**WHAT THE EXERCISE ASKS**
Using the listing below, copy every line that mentions "image".

[Start of PROVIDED RECORDS]

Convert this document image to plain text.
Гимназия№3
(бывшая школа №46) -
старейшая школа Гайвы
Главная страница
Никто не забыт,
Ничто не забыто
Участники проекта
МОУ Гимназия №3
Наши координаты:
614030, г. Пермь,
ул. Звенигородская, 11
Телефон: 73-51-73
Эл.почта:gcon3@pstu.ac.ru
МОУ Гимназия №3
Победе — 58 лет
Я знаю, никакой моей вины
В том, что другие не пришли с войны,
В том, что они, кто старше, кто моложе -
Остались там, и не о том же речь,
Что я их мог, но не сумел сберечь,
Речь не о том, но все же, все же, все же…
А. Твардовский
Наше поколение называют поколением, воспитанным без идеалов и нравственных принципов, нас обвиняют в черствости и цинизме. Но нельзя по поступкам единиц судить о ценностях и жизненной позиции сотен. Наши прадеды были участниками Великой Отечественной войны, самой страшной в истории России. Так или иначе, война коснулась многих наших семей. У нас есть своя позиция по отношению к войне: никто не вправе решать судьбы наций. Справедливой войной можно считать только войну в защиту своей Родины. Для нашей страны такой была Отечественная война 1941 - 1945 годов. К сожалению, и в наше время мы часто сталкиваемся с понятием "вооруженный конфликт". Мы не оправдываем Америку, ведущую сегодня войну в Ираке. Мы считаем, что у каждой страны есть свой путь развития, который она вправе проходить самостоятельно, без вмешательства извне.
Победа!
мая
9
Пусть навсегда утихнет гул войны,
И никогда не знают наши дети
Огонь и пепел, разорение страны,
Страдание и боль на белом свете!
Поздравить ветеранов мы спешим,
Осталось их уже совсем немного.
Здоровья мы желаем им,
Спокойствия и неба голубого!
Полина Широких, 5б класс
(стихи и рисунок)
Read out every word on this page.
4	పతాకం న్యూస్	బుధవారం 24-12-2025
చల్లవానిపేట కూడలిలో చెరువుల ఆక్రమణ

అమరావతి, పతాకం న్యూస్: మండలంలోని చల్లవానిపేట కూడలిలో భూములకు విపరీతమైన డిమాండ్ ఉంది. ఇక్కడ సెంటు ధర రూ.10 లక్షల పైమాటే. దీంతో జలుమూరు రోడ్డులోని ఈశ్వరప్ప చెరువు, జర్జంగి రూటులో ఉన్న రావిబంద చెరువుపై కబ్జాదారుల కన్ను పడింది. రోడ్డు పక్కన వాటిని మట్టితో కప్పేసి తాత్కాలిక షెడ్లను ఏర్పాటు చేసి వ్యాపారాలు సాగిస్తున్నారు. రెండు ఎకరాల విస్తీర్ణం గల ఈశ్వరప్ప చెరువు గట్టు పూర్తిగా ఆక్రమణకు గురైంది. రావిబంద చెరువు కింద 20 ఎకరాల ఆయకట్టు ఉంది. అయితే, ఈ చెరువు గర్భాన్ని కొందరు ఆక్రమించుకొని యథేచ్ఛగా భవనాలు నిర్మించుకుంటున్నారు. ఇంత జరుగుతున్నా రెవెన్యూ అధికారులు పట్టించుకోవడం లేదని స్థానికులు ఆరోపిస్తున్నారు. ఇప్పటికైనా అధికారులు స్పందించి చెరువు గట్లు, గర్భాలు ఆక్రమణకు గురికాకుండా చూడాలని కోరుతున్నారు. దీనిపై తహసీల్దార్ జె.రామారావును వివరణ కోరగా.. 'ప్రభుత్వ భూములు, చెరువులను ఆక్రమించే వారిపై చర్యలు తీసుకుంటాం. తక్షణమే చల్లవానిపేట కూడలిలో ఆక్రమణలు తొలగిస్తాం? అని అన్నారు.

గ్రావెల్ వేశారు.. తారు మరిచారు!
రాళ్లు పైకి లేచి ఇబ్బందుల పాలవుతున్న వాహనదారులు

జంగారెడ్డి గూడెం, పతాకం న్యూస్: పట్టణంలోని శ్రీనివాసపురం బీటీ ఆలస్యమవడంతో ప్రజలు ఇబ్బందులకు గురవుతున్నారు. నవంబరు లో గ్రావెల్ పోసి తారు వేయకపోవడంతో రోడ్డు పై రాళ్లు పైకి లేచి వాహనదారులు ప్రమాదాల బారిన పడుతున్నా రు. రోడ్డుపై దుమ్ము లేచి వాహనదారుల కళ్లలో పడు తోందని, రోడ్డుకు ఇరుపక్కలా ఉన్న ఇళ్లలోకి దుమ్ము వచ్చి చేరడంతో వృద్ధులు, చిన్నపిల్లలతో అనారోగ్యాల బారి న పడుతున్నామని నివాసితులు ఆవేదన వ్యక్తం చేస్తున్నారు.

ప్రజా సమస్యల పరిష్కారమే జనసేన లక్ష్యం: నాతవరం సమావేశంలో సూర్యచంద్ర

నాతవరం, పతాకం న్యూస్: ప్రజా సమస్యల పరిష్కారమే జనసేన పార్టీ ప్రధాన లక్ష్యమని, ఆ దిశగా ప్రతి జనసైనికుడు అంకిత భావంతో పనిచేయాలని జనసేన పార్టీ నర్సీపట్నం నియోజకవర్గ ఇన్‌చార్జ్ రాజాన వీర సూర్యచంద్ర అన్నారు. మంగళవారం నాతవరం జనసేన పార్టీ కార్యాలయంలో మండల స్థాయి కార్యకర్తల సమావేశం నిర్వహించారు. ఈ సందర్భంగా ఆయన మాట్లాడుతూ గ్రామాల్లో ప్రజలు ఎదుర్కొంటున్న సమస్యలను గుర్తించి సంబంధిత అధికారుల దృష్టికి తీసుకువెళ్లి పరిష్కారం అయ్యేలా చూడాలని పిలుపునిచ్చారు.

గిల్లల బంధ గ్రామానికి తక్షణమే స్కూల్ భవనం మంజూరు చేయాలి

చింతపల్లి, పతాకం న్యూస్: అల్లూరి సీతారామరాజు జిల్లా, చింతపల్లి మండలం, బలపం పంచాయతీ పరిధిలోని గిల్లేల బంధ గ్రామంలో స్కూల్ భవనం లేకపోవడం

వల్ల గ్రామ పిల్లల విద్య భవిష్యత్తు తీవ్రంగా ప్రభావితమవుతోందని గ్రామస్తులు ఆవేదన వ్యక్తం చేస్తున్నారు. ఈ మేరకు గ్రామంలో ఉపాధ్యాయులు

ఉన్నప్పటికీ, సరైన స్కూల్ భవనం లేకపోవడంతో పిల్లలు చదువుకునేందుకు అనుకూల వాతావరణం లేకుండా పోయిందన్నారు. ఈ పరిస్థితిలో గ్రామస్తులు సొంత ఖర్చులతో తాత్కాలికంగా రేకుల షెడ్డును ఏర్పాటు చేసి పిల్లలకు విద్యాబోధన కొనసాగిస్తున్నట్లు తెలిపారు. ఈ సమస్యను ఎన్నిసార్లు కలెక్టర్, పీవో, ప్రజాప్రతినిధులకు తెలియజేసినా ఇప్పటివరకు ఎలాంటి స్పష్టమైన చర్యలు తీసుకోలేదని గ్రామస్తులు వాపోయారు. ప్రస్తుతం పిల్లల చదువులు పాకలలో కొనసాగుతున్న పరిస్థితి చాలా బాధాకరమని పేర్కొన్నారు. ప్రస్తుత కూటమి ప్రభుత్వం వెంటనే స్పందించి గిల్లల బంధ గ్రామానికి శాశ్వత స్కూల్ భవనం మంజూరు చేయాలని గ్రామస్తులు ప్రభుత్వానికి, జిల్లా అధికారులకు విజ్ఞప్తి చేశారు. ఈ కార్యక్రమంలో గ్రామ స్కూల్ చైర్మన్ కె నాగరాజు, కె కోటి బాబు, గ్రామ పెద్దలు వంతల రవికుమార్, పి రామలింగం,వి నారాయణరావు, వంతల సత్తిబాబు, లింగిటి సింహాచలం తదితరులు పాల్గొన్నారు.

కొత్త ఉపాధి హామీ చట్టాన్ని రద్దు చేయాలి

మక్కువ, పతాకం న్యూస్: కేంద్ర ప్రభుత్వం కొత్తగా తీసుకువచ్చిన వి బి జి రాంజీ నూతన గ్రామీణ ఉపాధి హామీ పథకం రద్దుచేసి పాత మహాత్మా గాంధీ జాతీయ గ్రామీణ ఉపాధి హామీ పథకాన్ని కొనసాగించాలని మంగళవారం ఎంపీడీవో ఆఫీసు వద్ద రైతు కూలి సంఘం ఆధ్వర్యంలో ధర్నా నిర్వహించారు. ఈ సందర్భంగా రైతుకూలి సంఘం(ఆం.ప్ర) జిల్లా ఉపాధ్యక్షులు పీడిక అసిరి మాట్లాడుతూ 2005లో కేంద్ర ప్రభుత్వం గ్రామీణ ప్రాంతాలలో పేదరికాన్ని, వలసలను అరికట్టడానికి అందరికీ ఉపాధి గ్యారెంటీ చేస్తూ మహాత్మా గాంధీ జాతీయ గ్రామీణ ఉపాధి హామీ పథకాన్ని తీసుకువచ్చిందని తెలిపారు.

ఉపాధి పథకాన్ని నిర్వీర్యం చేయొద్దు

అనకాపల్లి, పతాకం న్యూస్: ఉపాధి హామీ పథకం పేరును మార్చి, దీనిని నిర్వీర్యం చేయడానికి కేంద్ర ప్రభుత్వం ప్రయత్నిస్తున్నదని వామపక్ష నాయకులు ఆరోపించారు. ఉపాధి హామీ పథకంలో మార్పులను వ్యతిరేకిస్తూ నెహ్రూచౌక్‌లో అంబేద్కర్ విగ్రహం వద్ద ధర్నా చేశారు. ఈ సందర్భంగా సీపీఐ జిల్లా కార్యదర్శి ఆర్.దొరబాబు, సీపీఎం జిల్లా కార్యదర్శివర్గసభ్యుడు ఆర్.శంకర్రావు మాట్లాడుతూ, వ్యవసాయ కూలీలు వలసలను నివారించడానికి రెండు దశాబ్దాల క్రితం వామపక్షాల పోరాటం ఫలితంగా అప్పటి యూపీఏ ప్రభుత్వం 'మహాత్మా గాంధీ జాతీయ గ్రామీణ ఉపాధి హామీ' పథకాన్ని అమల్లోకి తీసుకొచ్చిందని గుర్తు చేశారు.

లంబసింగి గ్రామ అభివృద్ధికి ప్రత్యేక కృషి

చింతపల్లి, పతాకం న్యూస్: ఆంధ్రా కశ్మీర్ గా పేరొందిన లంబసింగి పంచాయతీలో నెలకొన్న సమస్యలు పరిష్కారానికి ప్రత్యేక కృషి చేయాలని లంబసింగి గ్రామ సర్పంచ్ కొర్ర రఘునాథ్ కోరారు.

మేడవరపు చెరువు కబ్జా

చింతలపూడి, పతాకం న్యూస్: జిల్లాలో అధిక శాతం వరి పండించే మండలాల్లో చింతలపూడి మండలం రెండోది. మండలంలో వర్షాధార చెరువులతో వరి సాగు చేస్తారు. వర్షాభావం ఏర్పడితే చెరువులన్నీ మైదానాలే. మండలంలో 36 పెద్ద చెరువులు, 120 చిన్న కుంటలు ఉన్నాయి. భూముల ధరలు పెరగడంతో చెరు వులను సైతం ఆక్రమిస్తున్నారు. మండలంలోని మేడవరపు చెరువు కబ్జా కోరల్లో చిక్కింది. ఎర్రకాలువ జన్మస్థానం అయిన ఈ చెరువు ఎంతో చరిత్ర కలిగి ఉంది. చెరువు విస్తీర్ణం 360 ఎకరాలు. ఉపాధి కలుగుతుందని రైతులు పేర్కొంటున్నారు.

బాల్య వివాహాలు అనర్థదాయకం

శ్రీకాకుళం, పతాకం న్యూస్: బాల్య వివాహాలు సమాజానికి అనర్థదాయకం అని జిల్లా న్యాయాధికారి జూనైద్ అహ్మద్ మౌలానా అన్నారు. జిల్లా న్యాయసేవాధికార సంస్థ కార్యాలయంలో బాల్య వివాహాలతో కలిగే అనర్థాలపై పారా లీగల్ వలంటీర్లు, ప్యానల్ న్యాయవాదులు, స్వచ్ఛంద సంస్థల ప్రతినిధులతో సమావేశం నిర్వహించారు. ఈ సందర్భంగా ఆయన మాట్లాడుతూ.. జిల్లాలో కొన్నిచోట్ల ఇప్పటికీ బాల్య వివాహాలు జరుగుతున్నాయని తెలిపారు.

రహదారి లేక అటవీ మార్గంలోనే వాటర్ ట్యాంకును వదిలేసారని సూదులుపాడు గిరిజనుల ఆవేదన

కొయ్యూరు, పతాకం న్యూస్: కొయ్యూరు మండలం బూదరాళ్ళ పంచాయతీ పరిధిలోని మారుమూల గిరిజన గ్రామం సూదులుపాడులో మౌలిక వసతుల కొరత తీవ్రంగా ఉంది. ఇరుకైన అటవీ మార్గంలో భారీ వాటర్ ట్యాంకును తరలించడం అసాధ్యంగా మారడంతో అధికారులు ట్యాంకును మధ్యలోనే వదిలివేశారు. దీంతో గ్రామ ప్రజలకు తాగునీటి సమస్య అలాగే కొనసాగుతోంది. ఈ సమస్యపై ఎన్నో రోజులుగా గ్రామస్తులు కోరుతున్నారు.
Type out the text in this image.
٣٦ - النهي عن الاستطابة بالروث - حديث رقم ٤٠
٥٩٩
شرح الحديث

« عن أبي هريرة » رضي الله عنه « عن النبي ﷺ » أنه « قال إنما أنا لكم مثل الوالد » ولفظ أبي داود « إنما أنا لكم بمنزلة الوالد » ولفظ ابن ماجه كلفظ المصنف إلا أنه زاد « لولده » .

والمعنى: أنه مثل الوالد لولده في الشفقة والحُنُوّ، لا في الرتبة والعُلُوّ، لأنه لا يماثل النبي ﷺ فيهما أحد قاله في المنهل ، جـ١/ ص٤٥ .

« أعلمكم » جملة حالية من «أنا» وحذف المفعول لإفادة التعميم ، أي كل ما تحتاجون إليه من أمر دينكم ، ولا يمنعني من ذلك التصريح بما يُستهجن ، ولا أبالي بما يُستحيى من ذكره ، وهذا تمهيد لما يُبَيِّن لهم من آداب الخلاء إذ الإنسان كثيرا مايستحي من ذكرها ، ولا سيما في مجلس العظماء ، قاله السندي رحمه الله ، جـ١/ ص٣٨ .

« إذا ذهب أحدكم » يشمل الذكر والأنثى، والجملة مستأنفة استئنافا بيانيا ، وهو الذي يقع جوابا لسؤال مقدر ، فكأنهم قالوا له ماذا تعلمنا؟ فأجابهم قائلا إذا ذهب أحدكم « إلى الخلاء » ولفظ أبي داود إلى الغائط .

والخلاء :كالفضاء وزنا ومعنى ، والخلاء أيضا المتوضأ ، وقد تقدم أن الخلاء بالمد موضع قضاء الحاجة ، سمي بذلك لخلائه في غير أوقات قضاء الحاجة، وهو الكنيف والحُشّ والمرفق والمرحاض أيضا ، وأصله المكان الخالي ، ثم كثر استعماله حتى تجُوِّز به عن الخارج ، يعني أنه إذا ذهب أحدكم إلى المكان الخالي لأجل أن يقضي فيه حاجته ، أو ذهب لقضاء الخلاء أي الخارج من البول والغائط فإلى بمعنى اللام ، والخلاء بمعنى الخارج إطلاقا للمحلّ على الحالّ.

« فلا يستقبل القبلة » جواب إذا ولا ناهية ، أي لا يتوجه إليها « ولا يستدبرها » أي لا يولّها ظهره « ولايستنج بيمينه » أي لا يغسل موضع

[End of PROVIDED RECORDS]

**TASK OUTPUT**
Convert this document image to plain text.
Type out the text in this image.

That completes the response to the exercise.